Written problem:
Each entry needs to be restated exactly as written.

:: Data section

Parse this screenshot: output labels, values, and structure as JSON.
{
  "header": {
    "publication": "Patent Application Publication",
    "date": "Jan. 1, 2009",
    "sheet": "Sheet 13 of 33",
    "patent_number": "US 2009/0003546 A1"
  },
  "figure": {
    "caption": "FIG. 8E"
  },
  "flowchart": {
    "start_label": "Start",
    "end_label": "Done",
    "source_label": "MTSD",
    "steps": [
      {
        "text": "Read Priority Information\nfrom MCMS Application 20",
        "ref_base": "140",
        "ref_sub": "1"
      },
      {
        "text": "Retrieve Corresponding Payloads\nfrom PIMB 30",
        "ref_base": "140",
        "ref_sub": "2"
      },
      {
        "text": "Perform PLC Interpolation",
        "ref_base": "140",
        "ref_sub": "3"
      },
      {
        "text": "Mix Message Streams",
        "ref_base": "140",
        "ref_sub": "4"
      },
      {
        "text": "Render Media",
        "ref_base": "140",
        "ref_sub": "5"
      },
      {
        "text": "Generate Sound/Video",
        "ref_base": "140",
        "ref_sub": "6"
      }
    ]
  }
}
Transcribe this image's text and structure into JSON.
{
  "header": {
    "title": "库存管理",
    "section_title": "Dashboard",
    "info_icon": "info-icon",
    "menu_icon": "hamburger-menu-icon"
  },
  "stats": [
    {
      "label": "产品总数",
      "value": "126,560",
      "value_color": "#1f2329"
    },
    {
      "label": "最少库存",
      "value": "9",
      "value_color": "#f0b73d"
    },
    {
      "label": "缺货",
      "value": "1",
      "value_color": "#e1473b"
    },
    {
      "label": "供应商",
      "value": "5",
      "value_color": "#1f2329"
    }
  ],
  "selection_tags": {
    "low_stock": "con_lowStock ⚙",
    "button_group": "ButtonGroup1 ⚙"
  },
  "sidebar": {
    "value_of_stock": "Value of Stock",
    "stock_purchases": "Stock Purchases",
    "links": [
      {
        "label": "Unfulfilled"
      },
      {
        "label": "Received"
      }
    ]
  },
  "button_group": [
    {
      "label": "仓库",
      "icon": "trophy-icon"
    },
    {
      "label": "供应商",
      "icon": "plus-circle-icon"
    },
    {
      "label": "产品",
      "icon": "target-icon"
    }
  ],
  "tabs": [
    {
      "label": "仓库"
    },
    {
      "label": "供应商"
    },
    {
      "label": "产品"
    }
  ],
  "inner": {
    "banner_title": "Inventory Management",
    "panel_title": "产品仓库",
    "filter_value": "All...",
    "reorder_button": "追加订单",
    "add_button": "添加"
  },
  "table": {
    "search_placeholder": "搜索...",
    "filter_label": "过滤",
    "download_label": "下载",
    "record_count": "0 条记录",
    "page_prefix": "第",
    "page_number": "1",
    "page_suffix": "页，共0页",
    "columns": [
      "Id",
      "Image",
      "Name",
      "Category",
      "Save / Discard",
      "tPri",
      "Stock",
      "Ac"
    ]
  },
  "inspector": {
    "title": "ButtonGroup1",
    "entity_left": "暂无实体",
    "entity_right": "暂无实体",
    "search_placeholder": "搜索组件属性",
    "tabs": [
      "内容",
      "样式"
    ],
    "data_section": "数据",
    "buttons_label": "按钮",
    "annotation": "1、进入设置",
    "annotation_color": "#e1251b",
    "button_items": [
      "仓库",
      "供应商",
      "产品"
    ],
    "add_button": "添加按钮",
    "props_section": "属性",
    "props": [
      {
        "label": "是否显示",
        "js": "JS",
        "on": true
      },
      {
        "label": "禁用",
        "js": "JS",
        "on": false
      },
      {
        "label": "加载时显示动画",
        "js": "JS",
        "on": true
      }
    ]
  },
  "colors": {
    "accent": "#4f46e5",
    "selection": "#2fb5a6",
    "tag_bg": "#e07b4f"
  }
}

::::

Response below:
Parse this screenshot: output labels, values, and structure as JSON.
{
  "header": {
    "publication": "Patent Application Publication",
    "date": "Jan. 1, 2009",
    "sheet": "Sheet 13 of 33",
    "patent_number": "US 2009/0003546 A1"
  },
  "figure": {
    "caption": "FIG. 8E"
  },
  "flowchart": {
    "start_label": "Start",
    "end_label": "Done",
    "source_label": "MTSD",
    "steps": [
      {
        "text": "Read Priority Information\nfrom MCMS Application 20",
        "ref_base": "140",
        "ref_sub": "1"
      },
      {
        "text": "Retrieve Corresponding Payloads\nfrom PIMB 30",
        "ref_base": "140",
        "ref_sub": "2"
      },
      {
        "text": "Perform PLC Interpolation",
        "ref_base": "140",
        "ref_sub": "3"
      },
      {
        "text": "Mix Message Streams",
        "ref_base": "140",
        "ref_sub": "4"
      },
      {
        "text": "Render Media",
        "ref_base": "140",
        "ref_sub": "5"
      },
      {
        "text": "Generate Sound/Video",
        "ref_base": "140",
        "ref_sub": "6"
      }
    ]
  }
}
Transcribe this image's text and structure into JSON.
{
  "header": {
    "title": "库存管理",
    "section_title": "Dashboard",
    "info_icon": "info-icon",
    "menu_icon": "hamburger-menu-icon"
  },
  "stats": [
    {
      "label": "产品总数",
      "value": "126,560",
      "value_color": "#1f2329"
    },
    {
      "label": "最少库存",
      "value": "9",
      "value_color": "#f0b73d"
    },
    {
      "label": "缺货",
      "value": "1",
      "value_color": "#e1473b"
    },
    {
      "label": "供应商",
      "value": "5",
      "value_color": "#1f2329"
    }
  ],
  "selection_tags": {
    "low_stock": "con_lowStock ⚙",
    "button_group": "ButtonGroup1 ⚙"
  },
  "sidebar": {
    "value_of_stock": "Value of Stock",
    "stock_purchases": "Stock Purchases",
    "links": [
      {
        "label": "Unfulfilled"
      },
      {
        "label": "Received"
      }
    ]
  },
  "button_group": [
    {
      "label": "仓库",
      "icon": "trophy-icon"
    },
    {
      "label": "供应商",
      "icon": "plus-circle-icon"
    },
    {
      "label": "产品",
      "icon": "target-icon"
    }
  ],
  "tabs": [
    {
      "label": "仓库"
    },
    {
      "label": "供应商"
    },
    {
      "label": "产品"
    }
  ],
  "inner": {
    "banner_title": "Inventory Management",
    "panel_title": "产品仓库",
    "filter_value": "All...",
    "reorder_button": "追加订单",
    "add_button": "添加"
  },
  "table": {
    "search_placeholder": "搜索...",
    "filter_label": "过滤",
    "download_label": "下载",
    "record_count": "0 条记录",
    "page_prefix": "第",
    "page_number": "1",
    "page_suffix": "页，共0页",
    "columns": [
      "Id",
      "Image",
      "Name",
      "Category",
      "Save / Discard",
      "tPri",
      "Stock",
      "Ac"
    ]
  },
  "inspector": {
    "title": "ButtonGroup1",
    "entity_left": "暂无实体",
    "entity_right": "暂无实体",
    "search_placeholder": "搜索组件属性",
    "tabs": [
      "内容",
      "样式"
    ],
    "data_section": "数据",
    "buttons_label": "按钮",
    "annotation": "1、进入设置",
    "annotation_color": "#e1251b",
    "button_items": [
      "仓库",
      "供应商",
      "产品"
    ],
    "add_button": "添加按钮",
    "props_section": "属性",
    "props": [
      {
        "label": "是否显示",
        "js": "JS",
        "on": true
      },
      {
        "label": "禁用",
        "js": "JS",
        "on": false
      },
      {
        "label": "加载时显示动画",
        "js": "JS",
        "on": true
      }
    ]
  },
  "colors": {
    "accent": "#4f46e5",
    "selection": "#2fb5a6",
    "tag_bg": "#e07b4f"
  }
}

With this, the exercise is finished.